WORK TO DO.
Each entry must appear again exactly as it does in the source.

──────────

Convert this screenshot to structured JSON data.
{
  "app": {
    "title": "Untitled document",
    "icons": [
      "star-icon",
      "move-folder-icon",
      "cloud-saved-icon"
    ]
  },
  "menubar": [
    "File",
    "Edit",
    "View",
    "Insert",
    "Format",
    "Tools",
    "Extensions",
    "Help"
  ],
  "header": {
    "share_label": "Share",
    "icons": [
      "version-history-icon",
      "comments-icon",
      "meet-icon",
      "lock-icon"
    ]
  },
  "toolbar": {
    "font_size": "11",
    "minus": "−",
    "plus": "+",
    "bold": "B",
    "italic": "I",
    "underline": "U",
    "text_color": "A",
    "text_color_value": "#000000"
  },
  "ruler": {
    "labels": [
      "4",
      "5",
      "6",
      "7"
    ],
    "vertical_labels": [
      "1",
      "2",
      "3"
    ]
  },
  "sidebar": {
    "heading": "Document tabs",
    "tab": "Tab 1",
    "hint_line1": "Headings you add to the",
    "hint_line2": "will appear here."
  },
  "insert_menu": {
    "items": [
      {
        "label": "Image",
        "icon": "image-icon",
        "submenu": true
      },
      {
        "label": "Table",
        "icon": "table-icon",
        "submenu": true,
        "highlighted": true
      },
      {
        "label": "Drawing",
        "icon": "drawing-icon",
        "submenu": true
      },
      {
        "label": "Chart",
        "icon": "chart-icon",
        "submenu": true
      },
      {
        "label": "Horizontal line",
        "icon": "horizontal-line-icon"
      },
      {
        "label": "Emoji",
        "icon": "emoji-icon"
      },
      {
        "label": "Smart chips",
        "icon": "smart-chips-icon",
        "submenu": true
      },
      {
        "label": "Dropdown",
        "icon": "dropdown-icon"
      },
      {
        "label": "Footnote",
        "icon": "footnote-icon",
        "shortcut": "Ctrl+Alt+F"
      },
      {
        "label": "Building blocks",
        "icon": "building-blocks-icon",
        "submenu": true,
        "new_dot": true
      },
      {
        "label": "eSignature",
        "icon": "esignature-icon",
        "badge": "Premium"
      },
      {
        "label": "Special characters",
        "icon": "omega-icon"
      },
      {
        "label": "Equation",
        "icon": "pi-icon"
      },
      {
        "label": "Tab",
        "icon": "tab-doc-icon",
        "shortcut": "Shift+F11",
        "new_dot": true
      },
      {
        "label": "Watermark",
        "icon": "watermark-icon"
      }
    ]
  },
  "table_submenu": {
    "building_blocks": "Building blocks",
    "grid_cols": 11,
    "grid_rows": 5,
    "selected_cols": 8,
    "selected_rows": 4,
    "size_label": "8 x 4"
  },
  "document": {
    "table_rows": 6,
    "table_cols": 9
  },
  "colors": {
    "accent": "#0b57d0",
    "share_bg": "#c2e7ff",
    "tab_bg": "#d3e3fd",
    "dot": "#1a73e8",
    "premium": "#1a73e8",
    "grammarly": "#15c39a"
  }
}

──────────

COMPLETE RESPONSE.
Convert this screenshot to structured JSON data.
{
  "app": {
    "title": "Untitled document",
    "icons": [
      "star-icon",
      "move-folder-icon",
      "cloud-saved-icon"
    ]
  },
  "menubar": [
    "File",
    "Edit",
    "View",
    "Insert",
    "Format",
    "Tools",
    "Extensions",
    "Help"
  ],
  "header": {
    "share_label": "Share",
    "icons": [
      "version-history-icon",
      "comments-icon",
      "meet-icon",
      "lock-icon"
    ]
  },
  "toolbar": {
    "font_size": "11",
    "minus": "−",
    "plus": "+",
    "bold": "B",
    "italic": "I",
    "underline": "U",
    "text_color": "A",
    "text_color_value": "#000000"
  },
  "ruler": {
    "labels": [
      "4",
      "5",
      "6",
      "7"
    ],
    "vertical_labels": [
      "1",
      "2",
      "3"
    ]
  },
  "sidebar": {
    "heading": "Document tabs",
    "tab": "Tab 1",
    "hint_line1": "Headings you add to the",
    "hint_line2": "will appear here."
  },
  "insert_menu": {
    "items": [
      {
        "label": "Image",
        "icon": "image-icon",
        "submenu": true
      },
      {
        "label": "Table",
        "icon": "table-icon",
        "submenu": true,
        "highlighted": true
      },
      {
        "label": "Drawing",
        "icon": "drawing-icon",
        "submenu": true
      },
      {
        "label": "Chart",
        "icon": "chart-icon",
        "submenu": true
      },
      {
        "label": "Horizontal line",
        "icon": "horizontal-line-icon"
      },
      {
        "label": "Emoji",
        "icon": "emoji-icon"
      },
      {
        "label": "Smart chips",
        "icon": "smart-chips-icon",
        "submenu": true
      },
      {
        "label": "Dropdown",
        "icon": "dropdown-icon"
      },
      {
        "label": "Footnote",
        "icon": "footnote-icon",
        "shortcut": "Ctrl+Alt+F"
      },
      {
        "label": "Building blocks",
        "icon": "building-blocks-icon",
        "submenu": true,
        "new_dot": true
      },
      {
        "label": "eSignature",
        "icon": "esignature-icon",
        "badge": "Premium"
      },
      {
        "label": "Special characters",
        "icon": "omega-icon"
      },
      {
        "label": "Equation",
        "icon": "pi-icon"
      },
      {
        "label": "Tab",
        "icon": "tab-doc-icon",
        "shortcut": "Shift+F11",
        "new_dot": true
      },
      {
        "label": "Watermark",
        "icon": "watermark-icon"
      }
    ]
  },
  "table_submenu": {
    "building_blocks": "Building blocks",
    "grid_cols": 11,
    "grid_rows": 5,
    "selected_cols": 8,
    "selected_rows": 4,
    "size_label": "8 x 4"
  },
  "document": {
    "table_rows": 6,
    "table_cols": 9
  },
  "colors": {
    "accent": "#0b57d0",
    "share_bg": "#c2e7ff",
    "tab_bg": "#d3e3fd",
    "dot": "#1a73e8",
    "premium": "#1a73e8",
    "grammarly": "#15c39a"
  }
}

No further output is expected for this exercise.